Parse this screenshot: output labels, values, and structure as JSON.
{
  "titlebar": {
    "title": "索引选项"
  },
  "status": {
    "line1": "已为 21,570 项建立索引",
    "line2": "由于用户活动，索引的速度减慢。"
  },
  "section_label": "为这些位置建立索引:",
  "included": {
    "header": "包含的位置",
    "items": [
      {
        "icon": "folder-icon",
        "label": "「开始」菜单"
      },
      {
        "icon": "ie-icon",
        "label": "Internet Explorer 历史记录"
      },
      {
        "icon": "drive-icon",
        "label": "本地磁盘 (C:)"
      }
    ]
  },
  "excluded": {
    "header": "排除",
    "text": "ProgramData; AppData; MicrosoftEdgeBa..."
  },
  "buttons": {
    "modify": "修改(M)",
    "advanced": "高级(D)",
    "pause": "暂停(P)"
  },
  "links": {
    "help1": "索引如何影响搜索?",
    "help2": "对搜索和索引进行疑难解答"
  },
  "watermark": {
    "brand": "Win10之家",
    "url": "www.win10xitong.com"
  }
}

Exercise brief: Please repeat all the records above exactly as they appear.

Answer to this exercise:
Parse this screenshot: output labels, values, and structure as JSON.
{
  "titlebar": {
    "title": "索引选项"
  },
  "status": {
    "line1": "已为 21,570 项建立索引",
    "line2": "由于用户活动，索引的速度减慢。"
  },
  "section_label": "为这些位置建立索引:",
  "included": {
    "header": "包含的位置",
    "items": [
      {
        "icon": "folder-icon",
        "label": "「开始」菜单"
      },
      {
        "icon": "ie-icon",
        "label": "Internet Explorer 历史记录"
      },
      {
        "icon": "drive-icon",
        "label": "本地磁盘 (C:)"
      }
    ]
  },
  "excluded": {
    "header": "排除",
    "text": "ProgramData; AppData; MicrosoftEdgeBa..."
  },
  "buttons": {
    "modify": "修改(M)",
    "advanced": "高级(D)",
    "pause": "暂停(P)"
  },
  "links": {
    "help1": "索引如何影响搜索?",
    "help2": "对搜索和索引进行疑难解答"
  },
  "watermark": {
    "brand": "Win10之家",
    "url": "www.win10xitong.com"
  }
}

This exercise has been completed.